* start *

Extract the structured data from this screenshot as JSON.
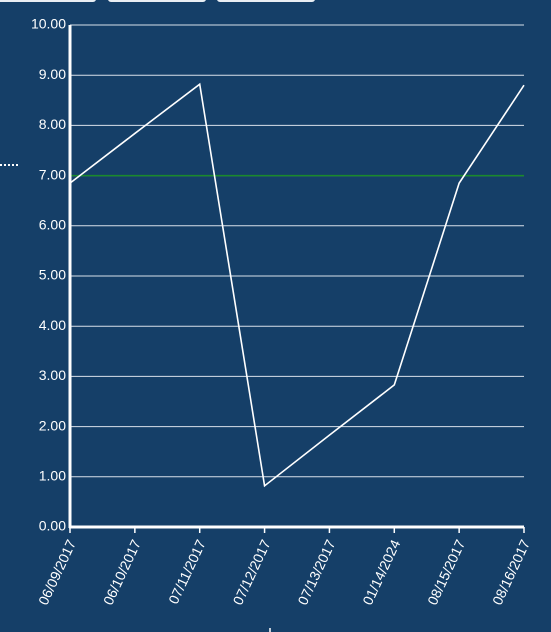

* end *
* start *

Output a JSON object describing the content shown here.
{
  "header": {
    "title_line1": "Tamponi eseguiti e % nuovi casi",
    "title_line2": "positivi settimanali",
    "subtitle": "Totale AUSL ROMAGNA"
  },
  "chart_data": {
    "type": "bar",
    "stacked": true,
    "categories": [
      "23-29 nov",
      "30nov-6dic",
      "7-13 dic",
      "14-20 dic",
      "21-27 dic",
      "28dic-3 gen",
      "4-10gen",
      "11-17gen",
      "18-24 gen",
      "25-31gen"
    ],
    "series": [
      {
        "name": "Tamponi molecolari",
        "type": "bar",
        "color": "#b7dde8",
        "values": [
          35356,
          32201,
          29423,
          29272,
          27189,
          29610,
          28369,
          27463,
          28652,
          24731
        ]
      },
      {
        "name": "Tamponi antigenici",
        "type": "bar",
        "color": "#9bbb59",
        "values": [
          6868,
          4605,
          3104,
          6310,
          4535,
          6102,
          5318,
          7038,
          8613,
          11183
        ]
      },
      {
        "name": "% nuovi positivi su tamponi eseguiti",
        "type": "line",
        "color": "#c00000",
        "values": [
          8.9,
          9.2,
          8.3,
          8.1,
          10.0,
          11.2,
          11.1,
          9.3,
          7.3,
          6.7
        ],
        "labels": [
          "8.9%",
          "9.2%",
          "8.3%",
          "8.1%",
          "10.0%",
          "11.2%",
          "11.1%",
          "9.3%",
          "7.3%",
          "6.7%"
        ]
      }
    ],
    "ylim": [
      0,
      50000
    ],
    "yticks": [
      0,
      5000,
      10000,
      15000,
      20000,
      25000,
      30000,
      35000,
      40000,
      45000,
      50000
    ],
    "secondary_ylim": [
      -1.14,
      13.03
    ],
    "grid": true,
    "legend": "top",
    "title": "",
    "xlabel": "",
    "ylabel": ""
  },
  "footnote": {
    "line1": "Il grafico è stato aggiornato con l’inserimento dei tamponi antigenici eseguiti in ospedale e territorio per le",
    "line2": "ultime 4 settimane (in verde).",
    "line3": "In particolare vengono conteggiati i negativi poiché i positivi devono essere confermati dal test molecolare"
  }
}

* end *
* start *

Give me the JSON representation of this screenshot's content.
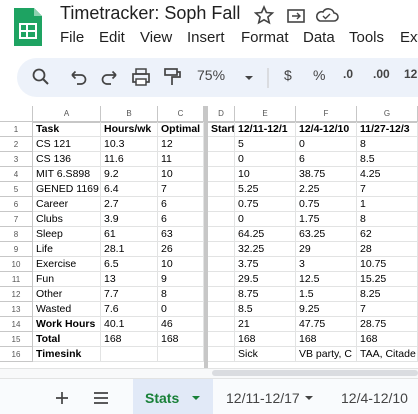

* end *

Problem to solve:
Look through the entries above for the word "screenshot". Copy every line where it shows up.

Solved problem:
Extract the structured data from this screenshot as JSON.
Give me the JSON representation of this screenshot's content.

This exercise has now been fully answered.